__Teks Bacaan__:
---

Medan,   (Antara) - Kamar Dagang dan Industri Indonesia meminta Otoritas Jasa Keuangan mengevaluasi atau mempertimbangkan kembali kebijakan tentang bank berkelanjutan dengan menjadikan komoditas sawit sebagai percontohan.

"Sudah harus dibuang segala kebijakan yang membuat kesulitan berusaha di dalam negeri. Kebijakan yang hanya mempertimbangkan keberkelanjutan tidaklah tepat," kata Ketua Umum Kadin Indonesia Rosan Roeslani di Medan, Sumatera Utara, Sabtu.

Dia mengatakan itu menanggapi keluhan Sekretaris Gabungan Perusahaan Kelapa Sawit Indonesia (Gapki) Sumut Timbas P Ginting soal rencana "Bank Berkelanjutan" yang dinilai akan mempersulit perusahaan sawit mendapatkan kredit perbankan.

Menurut Rosan, suatu usaha harus dilihat dari secara keseluruhan termasuk dalam manfaatnya dalam penyerapan tenaga kerja dan devisa.

"Kadin akan membicarakan soal kebijakan Bank Berkelanjutan itu apalagi sawit sebagai percontohan. Padahal sawit sudah memberikan banyak manfaat dalam perekonomian Indonesia," katanya.

---

__Data Tersedia__:
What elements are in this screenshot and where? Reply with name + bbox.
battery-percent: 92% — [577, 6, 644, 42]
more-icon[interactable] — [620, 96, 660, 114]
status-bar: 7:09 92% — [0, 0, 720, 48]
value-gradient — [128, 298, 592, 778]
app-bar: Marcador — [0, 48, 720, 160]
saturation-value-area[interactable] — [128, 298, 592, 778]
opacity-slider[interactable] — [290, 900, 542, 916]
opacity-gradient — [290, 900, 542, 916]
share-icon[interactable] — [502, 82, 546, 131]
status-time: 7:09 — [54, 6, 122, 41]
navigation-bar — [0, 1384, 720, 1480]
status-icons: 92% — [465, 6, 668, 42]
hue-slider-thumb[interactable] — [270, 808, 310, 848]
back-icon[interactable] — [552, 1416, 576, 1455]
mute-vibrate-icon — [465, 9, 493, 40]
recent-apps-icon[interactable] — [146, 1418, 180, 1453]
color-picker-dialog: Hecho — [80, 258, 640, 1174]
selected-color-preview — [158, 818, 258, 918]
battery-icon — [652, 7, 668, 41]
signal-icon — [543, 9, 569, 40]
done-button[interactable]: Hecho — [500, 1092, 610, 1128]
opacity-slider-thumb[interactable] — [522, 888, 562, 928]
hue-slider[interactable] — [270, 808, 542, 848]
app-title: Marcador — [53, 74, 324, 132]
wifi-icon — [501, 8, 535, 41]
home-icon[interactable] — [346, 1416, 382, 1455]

---

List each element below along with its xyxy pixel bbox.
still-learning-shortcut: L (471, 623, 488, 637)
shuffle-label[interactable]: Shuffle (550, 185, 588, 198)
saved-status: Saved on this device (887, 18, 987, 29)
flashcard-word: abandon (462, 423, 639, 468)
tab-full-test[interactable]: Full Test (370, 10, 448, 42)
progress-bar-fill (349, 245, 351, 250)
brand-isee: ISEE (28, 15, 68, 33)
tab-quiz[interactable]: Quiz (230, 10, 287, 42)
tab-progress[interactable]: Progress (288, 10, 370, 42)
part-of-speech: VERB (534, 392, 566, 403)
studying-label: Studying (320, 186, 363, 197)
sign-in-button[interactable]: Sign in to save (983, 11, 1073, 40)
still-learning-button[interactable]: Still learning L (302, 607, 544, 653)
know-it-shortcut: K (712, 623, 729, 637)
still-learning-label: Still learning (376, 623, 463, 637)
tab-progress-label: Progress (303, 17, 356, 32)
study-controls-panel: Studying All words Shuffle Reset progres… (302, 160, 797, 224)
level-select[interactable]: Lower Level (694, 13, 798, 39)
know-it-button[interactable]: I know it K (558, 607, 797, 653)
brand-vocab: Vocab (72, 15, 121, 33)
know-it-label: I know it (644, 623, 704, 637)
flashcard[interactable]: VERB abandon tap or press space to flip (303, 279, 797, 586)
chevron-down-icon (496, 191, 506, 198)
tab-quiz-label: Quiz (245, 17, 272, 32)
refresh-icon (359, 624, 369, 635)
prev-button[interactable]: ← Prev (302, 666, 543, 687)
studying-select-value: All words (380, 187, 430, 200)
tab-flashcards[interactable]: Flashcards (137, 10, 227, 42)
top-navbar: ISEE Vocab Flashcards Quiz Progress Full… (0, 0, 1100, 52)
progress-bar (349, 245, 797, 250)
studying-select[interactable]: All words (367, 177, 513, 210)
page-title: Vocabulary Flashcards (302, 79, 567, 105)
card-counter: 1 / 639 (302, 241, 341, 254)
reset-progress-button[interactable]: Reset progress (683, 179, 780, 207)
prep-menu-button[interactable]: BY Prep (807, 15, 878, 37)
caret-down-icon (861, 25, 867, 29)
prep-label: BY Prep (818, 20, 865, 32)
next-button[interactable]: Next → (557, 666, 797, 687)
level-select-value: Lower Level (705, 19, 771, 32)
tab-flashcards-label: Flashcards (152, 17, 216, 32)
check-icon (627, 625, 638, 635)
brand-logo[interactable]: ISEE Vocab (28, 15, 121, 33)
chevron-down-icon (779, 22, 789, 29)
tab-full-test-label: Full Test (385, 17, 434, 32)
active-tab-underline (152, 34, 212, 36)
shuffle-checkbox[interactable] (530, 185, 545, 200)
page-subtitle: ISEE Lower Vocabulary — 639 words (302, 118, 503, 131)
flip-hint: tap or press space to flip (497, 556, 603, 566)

---

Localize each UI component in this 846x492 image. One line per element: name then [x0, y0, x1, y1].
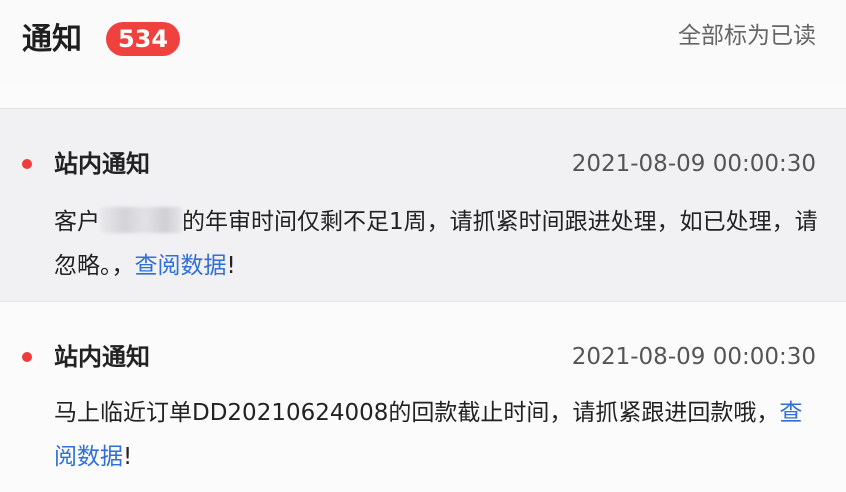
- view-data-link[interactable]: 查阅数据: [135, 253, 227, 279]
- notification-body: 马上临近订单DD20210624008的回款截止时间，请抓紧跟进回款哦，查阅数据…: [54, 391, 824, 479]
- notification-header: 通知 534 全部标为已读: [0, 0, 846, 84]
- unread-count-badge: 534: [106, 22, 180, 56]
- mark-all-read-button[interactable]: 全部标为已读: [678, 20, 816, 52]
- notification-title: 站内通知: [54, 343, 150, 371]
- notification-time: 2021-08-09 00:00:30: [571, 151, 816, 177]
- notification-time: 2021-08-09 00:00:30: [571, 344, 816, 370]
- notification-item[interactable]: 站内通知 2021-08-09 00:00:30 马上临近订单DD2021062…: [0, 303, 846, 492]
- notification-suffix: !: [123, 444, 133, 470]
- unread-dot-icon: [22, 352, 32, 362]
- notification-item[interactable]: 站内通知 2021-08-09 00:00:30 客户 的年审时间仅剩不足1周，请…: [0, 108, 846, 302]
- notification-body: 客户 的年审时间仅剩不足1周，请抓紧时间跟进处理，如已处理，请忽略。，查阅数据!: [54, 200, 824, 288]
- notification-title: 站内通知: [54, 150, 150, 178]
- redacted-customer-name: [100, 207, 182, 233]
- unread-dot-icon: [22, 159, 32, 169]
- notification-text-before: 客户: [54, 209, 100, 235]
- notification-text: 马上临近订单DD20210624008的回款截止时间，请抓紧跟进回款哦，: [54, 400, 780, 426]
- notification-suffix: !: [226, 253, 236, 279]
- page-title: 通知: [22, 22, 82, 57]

---

__Tujuan__:
Lanjutkan berita tentang tanggapan Kadin terhadap kebijakan bank berkelanjutan bagi sawit, mulai tepat setelah kalimat terakhirnya.

__Hasil Latihan__:
Sekretaris Gapki Sumut Timbas P Ginting mengatakan Bank Berkelanjutan yang merupakan program Otoritas Jasa Keuangan (OJK) dan WWF Indonesia dengan proyek percontohan di sawit dinilai semakin menekan komoditas itu.

"Progranm itu terkesan membenarkan tudingan luar negeri bahwa tanaman sawit merusak lingkungan yang pada akhirnya harus mendapat tekanan terus termasuk di sektor pembiayaan/kredit," katanya.

Padahal, seharusnya Pemerintah ikut membantu menepis isu kampanye negatif sawit Indonesia di tengah juga sedang dilakukan upaya perbaikan dengan kewajiban mengantongi Sertifikat RSPO (Roundtable on Sustainable Palm Oil ) dan ISPO (Indonesian Sustainable Palm Oil).

Apalagi, selain kampanye negatif sawit itu diduga kuat sebagai kepentingan ekonomi dimana pemerintah negara asing melindungi minyak nabati lain di luar sawit, juga untuk terus menekan harga komoditas sawit tersebut.

"Program Bank Berkelanjutan yang akan dimulai Januari 2015 dinilai membuat harga sawit tertekan dan perusahaan sawit semakin sulit dalam berusaha karena akan semakin banyak persyaratan mendapatkan kredit," katanya.

Timbas menjelaskan, program itu melibatkan delapan bank masing-masing BNI, Mandiri, BRI, BCA, BRI Syariah. Bank Jawa Barat, Artha Graha Internasional dan Bank Muamalat.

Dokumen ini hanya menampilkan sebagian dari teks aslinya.